■ Work required
Check each line of the data for "Hardy", and copy the ones that have it.

■ Available data
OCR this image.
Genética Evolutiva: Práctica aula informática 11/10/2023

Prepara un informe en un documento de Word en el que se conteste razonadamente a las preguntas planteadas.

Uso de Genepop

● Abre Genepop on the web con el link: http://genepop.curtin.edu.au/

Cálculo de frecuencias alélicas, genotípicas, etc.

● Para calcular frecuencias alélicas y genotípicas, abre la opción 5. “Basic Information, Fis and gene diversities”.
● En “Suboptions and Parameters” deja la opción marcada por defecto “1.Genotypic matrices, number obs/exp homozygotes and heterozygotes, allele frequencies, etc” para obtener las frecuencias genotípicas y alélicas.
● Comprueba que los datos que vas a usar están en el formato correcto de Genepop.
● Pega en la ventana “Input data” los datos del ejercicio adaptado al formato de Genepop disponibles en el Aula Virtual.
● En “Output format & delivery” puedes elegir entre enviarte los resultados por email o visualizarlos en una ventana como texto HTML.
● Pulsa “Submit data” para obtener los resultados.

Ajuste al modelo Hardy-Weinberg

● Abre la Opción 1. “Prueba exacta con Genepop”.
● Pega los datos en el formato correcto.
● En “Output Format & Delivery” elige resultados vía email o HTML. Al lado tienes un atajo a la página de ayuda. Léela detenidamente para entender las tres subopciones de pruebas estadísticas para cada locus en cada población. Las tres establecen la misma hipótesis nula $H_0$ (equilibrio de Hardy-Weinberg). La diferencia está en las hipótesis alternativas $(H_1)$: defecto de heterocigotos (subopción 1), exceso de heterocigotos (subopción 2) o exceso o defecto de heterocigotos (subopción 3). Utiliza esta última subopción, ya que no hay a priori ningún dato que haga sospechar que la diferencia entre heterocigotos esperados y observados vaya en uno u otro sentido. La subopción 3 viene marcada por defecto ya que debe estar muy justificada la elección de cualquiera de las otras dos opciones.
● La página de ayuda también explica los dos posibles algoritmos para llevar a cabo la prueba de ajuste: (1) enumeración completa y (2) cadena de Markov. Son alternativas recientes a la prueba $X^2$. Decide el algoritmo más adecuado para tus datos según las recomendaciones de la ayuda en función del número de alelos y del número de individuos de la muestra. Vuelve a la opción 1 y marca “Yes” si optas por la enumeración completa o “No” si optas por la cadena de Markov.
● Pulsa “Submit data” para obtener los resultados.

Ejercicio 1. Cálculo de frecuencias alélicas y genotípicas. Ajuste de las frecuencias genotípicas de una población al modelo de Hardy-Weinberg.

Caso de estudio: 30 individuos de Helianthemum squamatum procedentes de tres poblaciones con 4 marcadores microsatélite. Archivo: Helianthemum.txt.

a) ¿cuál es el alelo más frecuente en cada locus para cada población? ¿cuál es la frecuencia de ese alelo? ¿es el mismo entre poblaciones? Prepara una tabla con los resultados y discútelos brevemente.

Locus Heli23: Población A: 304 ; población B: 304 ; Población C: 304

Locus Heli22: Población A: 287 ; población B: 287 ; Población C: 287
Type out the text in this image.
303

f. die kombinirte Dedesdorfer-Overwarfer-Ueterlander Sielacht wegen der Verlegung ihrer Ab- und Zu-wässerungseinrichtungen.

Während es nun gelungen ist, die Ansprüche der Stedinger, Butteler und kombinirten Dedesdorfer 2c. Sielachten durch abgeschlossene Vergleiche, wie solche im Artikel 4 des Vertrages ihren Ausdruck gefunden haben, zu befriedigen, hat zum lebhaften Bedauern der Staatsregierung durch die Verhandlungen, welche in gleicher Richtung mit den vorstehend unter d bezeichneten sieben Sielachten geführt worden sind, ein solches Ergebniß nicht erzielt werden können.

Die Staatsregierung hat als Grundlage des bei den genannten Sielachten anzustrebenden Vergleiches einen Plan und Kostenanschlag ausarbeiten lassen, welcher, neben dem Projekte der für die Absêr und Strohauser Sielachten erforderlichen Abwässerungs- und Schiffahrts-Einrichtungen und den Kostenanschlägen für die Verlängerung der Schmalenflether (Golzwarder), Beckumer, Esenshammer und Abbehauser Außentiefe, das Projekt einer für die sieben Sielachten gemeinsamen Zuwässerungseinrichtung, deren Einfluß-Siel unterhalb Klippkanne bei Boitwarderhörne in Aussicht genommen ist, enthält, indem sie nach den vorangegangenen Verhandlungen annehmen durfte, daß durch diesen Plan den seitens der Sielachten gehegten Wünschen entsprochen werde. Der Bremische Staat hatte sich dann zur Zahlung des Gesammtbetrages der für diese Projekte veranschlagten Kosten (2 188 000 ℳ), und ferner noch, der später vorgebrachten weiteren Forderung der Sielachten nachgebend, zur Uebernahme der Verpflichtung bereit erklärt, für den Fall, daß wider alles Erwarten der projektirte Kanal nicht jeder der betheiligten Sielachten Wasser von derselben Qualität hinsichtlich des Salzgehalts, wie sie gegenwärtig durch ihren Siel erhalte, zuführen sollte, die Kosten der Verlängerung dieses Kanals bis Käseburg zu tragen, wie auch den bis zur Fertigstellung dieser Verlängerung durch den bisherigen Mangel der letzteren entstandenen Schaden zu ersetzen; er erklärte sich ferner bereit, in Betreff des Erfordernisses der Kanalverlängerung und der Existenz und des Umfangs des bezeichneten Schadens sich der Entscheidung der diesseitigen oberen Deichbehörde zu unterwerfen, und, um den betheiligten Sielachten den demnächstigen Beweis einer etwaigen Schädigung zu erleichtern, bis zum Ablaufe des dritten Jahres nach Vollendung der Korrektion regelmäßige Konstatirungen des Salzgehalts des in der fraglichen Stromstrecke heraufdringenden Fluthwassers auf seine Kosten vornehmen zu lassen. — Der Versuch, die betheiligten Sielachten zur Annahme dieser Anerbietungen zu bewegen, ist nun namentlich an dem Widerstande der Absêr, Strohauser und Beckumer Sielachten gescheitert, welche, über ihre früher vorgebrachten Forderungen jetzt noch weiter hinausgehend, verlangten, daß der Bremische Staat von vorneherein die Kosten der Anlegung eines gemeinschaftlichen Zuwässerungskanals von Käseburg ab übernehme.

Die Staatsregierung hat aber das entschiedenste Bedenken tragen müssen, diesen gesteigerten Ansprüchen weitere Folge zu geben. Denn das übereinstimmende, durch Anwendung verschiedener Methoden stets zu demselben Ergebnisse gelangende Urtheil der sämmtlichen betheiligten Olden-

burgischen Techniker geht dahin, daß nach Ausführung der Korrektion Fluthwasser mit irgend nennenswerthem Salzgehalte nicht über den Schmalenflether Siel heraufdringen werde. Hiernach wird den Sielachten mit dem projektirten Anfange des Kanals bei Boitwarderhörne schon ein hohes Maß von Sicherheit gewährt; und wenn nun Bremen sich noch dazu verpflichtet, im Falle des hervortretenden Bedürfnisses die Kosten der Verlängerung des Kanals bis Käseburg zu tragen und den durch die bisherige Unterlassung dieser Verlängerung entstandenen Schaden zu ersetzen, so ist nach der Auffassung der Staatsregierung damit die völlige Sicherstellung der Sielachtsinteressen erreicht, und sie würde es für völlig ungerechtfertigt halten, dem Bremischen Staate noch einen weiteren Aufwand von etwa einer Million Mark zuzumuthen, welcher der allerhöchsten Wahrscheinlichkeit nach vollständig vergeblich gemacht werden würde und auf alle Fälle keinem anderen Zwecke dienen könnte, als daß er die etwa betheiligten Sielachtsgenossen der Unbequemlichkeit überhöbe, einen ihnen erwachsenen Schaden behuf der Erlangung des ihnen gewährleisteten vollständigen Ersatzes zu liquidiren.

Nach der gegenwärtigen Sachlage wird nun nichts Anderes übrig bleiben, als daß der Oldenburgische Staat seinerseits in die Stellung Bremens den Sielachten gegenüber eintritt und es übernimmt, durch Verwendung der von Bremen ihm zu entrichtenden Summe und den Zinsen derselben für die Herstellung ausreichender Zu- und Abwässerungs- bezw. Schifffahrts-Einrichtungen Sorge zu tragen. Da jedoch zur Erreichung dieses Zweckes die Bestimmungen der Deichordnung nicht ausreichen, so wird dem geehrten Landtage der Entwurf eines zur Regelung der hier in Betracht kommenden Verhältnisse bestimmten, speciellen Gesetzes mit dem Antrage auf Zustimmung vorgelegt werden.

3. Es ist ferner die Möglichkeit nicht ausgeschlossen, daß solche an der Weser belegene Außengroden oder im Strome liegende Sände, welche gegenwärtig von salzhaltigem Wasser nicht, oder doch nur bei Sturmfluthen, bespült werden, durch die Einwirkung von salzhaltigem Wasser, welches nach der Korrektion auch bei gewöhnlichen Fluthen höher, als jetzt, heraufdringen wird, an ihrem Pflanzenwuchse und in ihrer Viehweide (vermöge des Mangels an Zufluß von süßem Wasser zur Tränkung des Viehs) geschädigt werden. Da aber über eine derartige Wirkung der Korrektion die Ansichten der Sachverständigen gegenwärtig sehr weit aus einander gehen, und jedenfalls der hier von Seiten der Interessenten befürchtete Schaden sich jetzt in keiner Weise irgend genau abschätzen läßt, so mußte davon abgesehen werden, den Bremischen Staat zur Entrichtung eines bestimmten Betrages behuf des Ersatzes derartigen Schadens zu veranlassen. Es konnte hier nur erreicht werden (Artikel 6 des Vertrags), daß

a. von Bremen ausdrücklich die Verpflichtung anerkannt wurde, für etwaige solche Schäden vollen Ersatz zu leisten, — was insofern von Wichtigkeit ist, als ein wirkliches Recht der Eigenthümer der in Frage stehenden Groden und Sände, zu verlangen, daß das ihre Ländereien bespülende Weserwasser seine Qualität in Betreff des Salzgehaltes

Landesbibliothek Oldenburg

■ Answer space
Ajuste al modelo Hardy-Weinberg
● En “Output Format & Delivery” elige resultados vía email o HTML. Al lado tienes un atajo a la página de ayuda. Léela detenidamente para entender las tres subopciones de pruebas estadísticas para cada locus en cada población. Las tres establecen la misma hipótesis nula $H_0$ (equilibrio de Hardy-Weinberg). La diferencia está en las hipótesis alternativas $(H_1)$: defecto de heterocigotos (subopción 1), exceso de heterocigotos (subopción 2) o exceso o defecto de heterocigotos (subopción 3). Utiliza esta última subopción, ya que no hay a priori ningún dato que haga sospechar que la diferencia entre heterocigotos esperados y observados vaya en uno u otro sentido. La subopción 3 viene marcada por defecto ya que debe estar muy justificada la elección de cualquiera de las otras dos opciones.
Ejercicio 1. Cálculo de frecuencias alélicas y genotípicas. Ajuste de las frecuencias genotípicas de una población al modelo de Hardy-Weinberg.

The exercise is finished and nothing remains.